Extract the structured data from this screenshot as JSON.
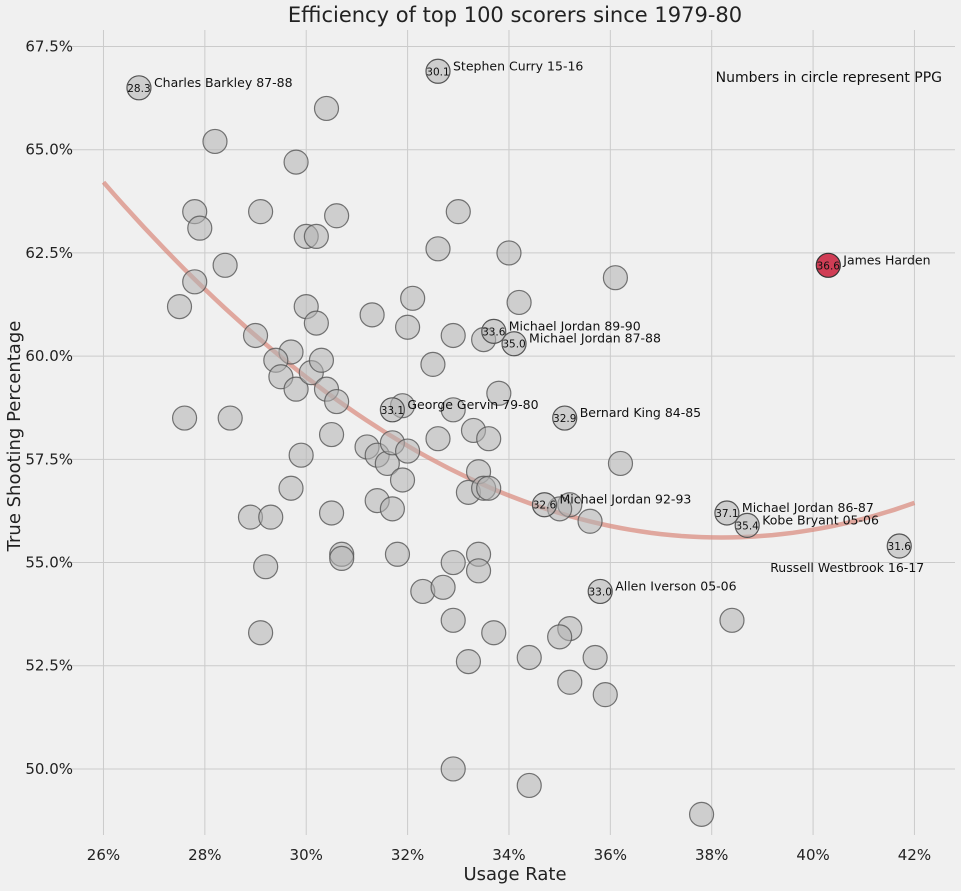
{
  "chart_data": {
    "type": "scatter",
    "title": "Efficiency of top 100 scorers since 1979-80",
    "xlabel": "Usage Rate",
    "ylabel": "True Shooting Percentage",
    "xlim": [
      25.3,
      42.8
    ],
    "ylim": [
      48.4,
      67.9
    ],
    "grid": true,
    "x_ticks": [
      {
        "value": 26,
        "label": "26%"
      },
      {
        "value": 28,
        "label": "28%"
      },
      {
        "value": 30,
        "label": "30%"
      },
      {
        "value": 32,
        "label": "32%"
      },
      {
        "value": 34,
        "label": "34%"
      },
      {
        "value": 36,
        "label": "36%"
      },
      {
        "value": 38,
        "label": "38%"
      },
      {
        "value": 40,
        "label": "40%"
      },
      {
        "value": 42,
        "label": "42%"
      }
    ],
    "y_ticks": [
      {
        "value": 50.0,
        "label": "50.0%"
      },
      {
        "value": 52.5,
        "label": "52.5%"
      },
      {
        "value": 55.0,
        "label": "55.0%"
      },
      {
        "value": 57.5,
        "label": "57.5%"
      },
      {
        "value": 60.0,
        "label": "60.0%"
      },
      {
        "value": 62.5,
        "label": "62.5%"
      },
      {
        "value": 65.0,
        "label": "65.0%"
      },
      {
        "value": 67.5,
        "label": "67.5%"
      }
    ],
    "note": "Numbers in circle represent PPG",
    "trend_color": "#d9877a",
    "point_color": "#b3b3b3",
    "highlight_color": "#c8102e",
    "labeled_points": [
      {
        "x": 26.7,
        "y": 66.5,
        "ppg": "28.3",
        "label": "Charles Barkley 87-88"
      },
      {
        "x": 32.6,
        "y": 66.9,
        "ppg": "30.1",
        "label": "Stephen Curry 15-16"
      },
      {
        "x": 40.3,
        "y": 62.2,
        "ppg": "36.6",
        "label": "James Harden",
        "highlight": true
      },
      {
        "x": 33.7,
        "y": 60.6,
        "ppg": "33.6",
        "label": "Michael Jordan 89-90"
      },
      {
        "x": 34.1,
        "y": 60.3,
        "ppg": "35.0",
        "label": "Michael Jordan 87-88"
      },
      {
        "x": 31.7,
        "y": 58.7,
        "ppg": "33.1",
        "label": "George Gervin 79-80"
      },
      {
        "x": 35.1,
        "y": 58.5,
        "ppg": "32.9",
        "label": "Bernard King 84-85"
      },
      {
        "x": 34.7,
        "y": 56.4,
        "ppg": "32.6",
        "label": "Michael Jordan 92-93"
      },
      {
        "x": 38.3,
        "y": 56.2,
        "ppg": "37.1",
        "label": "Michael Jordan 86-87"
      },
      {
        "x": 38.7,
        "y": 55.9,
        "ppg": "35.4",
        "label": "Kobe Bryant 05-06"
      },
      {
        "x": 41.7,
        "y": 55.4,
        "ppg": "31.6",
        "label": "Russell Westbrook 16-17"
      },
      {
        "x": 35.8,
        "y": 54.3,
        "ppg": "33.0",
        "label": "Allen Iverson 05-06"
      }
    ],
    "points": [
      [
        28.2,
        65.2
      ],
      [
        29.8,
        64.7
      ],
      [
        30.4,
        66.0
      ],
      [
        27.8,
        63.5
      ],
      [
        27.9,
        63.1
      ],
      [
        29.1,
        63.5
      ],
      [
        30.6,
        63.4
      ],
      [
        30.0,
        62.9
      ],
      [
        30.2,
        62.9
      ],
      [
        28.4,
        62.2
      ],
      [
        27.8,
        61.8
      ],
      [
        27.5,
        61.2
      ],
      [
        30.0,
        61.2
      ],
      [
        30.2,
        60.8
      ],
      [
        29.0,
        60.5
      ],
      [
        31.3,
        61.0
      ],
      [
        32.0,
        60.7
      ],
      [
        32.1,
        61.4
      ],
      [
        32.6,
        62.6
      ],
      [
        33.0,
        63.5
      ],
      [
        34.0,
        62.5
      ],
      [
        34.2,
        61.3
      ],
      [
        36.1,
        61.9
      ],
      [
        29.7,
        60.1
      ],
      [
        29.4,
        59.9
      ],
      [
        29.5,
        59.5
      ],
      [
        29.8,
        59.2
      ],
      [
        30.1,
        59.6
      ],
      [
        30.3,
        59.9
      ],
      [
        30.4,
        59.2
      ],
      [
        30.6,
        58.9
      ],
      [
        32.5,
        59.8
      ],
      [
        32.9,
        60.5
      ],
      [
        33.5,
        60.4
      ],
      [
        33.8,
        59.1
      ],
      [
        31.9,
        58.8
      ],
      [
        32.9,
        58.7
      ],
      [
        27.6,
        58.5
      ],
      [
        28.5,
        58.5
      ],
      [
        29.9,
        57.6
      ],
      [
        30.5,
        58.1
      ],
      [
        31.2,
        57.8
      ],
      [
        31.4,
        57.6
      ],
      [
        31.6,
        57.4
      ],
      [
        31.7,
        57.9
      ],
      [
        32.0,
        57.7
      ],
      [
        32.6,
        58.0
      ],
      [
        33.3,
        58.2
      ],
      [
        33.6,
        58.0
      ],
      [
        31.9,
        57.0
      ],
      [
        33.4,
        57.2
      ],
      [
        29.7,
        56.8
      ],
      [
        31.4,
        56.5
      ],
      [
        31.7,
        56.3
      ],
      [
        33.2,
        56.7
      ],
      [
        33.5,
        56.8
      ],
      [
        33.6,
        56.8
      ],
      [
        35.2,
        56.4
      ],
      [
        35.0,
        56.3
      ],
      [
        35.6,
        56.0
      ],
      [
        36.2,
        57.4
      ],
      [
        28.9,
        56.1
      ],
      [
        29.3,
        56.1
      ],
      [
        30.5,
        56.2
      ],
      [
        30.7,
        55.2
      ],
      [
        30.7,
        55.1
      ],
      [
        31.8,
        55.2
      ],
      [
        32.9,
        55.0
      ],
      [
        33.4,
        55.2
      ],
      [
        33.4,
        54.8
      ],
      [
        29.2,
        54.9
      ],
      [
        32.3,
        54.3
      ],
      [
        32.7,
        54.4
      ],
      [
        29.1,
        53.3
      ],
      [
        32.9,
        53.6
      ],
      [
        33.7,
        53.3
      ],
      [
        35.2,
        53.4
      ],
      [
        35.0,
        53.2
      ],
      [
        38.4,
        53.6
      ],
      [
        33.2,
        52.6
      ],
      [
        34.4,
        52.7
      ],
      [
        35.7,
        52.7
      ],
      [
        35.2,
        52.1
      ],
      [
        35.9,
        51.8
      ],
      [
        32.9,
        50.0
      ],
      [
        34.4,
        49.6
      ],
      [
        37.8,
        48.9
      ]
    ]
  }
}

+ + + +

• GOAL:
Copy out every line of the data that includes "Michael".

• EXPECTED ANSWER:
        "label": "Michael Jordan 89-90"
        "label": "Michael Jordan 87-88"
        "label": "Michael Jordan 92-93"
        "label": "Michael Jordan 86-87"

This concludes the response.